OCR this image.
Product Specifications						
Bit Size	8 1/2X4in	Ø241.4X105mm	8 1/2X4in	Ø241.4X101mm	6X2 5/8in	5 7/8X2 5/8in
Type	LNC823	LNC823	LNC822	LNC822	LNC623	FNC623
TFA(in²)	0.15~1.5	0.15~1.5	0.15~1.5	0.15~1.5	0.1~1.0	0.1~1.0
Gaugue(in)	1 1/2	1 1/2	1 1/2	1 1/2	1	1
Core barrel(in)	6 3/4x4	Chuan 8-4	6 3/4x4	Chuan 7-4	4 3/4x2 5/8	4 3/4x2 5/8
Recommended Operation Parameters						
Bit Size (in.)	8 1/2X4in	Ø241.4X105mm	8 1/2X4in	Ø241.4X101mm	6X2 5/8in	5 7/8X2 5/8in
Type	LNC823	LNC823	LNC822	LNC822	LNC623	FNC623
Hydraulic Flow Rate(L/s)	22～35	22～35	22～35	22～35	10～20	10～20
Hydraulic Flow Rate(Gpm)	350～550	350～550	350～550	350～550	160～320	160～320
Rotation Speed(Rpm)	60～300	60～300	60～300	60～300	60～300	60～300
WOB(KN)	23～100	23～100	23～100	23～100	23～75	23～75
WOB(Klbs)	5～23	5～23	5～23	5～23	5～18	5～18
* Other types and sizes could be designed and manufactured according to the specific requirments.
-*-
# WRITTEN INSTRUCTION:
Look through the data and gather every line with the string "Hydraulic" in it.

# WORKED ANSWER:
Hydraulic Flow Rate(L/s)	22～35	22～35	22～35	22～35	10～20	10～20
Hydraulic Flow Rate(Gpm)	350～550	350～550	350～550	350～550	160～320	160～320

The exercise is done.